» Problem set:
**A)** Answer the following about the passage on the Fars News Agency:
(i) Which newspaper has stated that the agency is affiliated with the Revolutionary Guard Corps?
(ii) Besides Persian, in which languages does the agency provide news?
(iii) In what month and year did the agency pick up a story from The Onion?
**B)** Reproduce the passage on the Fars News Agency from "While it describes" to "Turkish and Arabic.", switching "managing editor" for "chief editor".

The Fars News Agency (FNA) is a news agency in Iran.

While it describes itself as "Iran's leading independent news agency",[1] news organizations such as CNN[2] and Reuters[3] describe it as a "semi-official" news agency with ties to the government. The Wall Street Journal has stated the agency is affiliated with the Revolutionary Guard Corps.[4]


The agency's managing director, Saeid Noubari, is a former head of the public relations office of the Tehran Justice Department. The agency's managing editor, Mehdi Fazaeli, is also the spokesman of Iran's Association of Muslim Journalists.

In addition to Persian reporting, the agency also provides news in English, Turkish and Arabic.

Rewording of press release

In May 2012, Human Rights Watch sent out a press release regarding the United Nations' scrutiny of Bahrain. In part, it said: "The voice of the international community has been subdued regarding Bahrain's manifold violations, especially compared with the international response to abuses in Syria, Libya, Iran, and other Middle Eastern countries."[5]

The agency chose to publish it with this wording: "The voice of the international community has been subdued regarding Bahrain's manifold violations, especially compared with the international response to abuses in Israel, Saudi Arabia and other Middle Eastern countries."[6]

Interview with Egyptian president

In June 2012, it released an interview with Egyptian President Mohamed Morsi in which he wants a strategic alliance with Iran. Both the competing Iranian news agency Islamic Republic News Agency and the Egyptian news agency Mena have disputed the authenticity of this interview.[7]

Reposted "news" story by The Onion

In September 2012, the agency picked up – as fact – a story from The Onion, a satirical newspaper, about a supposed survey showing an overwhelming majority of rural white Americans would rather vote for Iranian President Mahmoud Ahmadinejad than U.S. President Barack Obama in the upcoming U.S. elections.

» Entries:
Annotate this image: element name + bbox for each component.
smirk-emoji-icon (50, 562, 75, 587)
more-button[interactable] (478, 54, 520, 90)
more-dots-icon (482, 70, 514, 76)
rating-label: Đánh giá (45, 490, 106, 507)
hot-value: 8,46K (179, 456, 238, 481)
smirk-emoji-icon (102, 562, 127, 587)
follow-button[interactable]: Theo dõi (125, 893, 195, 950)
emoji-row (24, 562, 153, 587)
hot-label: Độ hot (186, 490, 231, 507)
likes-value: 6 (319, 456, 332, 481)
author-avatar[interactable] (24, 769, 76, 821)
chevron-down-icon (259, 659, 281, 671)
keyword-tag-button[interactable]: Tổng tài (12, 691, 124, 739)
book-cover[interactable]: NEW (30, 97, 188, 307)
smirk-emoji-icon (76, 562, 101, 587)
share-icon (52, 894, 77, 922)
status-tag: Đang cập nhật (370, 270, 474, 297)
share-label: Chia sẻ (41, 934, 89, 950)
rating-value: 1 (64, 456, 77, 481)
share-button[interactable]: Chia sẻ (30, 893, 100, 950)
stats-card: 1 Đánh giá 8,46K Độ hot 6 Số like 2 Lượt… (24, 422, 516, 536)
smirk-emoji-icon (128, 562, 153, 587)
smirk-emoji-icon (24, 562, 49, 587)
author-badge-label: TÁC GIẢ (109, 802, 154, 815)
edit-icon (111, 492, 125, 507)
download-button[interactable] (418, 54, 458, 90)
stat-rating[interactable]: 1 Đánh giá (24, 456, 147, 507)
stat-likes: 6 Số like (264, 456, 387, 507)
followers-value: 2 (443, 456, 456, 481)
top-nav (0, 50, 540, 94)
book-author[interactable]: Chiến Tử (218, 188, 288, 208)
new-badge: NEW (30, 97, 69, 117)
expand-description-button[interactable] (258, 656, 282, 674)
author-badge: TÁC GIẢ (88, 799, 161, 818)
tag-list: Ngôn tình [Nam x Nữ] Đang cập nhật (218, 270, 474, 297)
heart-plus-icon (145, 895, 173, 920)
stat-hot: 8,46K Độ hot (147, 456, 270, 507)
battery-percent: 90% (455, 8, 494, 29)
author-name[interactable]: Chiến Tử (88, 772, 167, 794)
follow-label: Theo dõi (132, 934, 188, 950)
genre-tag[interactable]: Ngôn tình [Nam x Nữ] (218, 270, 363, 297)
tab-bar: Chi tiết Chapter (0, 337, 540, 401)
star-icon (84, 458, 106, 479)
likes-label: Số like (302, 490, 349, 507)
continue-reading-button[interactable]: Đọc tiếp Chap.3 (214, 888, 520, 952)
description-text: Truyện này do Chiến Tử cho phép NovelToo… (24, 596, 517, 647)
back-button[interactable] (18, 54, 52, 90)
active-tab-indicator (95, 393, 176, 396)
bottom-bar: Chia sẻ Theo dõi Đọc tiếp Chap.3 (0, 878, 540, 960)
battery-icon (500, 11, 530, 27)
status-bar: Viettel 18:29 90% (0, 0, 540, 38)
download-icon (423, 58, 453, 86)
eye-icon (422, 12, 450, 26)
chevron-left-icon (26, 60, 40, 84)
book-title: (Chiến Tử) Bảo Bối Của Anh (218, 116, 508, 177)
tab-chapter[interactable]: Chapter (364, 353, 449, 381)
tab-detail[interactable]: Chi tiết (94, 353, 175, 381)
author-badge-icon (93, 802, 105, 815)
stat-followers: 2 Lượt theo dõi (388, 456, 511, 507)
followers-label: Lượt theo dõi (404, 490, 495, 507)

» Task-by-task outputs:
**A)**
(i) The Wall Street Journal
(ii) English, Turkish and Arabic
(iii) September 2012

**B)**
While it describes itself as "Iran's leading independent news agency",[1] news organizations such as CNN[2] and Reuters[3] describe it as a "semi-official" news agency with ties to the government. The Wall Street Journal has stated the agency is affiliated with the Revolutionary Guard Corps.[4]


The agency's managing director, Saeid Noubari, is a former head of the public relations office of the Tehran Justice Department. The agency's chief editor, Mehdi Fazaeli, is also the spokesman of Iran's Association of Muslim Journalists.

In addition to Persian reporting, the agency also provides news in English, Turkish and Arabic.